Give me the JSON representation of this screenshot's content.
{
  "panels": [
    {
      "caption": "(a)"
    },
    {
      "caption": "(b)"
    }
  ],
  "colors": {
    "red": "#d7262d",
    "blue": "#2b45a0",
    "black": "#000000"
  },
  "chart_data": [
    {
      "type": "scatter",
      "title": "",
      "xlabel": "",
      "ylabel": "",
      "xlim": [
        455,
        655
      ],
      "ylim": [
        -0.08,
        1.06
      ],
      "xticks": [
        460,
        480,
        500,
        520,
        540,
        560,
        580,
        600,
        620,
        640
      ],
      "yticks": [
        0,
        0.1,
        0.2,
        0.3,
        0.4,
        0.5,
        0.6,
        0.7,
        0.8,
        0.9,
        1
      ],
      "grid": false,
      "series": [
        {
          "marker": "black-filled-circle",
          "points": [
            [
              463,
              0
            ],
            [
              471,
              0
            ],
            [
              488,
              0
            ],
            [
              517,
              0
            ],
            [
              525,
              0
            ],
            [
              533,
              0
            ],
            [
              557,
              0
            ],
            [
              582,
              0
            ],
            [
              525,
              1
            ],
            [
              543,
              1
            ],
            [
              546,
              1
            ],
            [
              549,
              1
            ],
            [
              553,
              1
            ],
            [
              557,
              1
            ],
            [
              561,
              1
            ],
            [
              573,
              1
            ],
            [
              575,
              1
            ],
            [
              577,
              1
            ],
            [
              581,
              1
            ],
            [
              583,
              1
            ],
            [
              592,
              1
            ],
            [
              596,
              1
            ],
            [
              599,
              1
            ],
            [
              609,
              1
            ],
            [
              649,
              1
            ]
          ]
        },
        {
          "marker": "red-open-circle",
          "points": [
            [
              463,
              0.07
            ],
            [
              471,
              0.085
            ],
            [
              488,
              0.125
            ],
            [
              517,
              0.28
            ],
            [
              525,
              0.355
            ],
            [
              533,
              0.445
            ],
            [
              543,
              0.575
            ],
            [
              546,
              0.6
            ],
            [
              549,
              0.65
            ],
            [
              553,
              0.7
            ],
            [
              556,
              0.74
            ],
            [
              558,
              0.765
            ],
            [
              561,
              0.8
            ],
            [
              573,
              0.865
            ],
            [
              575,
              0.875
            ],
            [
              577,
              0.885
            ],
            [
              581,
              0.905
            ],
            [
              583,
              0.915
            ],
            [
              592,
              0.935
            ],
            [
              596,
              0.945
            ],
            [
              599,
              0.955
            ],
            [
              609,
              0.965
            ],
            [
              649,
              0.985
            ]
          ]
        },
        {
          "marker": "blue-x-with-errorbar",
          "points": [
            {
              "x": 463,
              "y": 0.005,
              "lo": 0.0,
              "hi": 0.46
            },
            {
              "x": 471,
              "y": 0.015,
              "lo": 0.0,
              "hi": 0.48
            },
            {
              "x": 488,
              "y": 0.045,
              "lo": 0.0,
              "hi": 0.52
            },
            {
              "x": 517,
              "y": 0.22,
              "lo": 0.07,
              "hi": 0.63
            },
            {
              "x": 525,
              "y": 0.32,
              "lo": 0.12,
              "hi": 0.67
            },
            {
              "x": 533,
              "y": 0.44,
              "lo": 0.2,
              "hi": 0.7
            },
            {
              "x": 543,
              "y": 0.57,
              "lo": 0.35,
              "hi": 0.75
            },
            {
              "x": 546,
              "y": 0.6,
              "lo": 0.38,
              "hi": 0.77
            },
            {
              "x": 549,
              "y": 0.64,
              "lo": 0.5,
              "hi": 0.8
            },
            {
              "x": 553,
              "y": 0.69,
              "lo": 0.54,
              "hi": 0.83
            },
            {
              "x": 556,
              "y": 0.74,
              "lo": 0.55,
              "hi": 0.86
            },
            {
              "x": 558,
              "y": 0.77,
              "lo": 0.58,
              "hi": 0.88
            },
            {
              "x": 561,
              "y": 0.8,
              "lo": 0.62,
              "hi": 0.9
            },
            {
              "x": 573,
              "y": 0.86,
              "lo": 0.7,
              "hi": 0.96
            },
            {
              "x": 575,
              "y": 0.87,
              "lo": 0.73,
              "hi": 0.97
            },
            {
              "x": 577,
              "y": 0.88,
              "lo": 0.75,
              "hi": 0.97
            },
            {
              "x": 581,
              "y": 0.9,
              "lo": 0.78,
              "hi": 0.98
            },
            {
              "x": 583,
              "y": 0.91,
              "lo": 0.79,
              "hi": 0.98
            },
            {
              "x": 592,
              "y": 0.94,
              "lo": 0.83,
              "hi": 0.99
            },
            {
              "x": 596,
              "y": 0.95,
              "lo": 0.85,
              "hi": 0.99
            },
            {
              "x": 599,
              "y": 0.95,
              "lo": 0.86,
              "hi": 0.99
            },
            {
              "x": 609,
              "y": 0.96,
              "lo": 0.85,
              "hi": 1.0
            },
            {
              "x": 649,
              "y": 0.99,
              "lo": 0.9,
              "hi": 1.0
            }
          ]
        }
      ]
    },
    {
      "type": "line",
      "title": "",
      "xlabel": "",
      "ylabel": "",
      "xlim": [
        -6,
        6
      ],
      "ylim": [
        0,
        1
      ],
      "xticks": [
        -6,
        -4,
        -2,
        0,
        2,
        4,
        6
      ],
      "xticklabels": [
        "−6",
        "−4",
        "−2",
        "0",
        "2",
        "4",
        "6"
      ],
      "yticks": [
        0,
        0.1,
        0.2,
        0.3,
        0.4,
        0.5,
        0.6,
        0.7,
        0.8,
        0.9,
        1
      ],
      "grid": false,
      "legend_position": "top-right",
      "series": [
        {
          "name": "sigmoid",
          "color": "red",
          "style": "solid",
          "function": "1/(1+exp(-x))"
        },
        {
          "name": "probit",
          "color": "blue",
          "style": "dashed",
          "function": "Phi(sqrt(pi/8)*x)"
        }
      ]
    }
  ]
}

::::

▶ **Work to do**: List the lines of the entries that include "circle".

▶ **Correct result**:
          "marker": "black-filled-circle",
          "marker": "red-open-circle",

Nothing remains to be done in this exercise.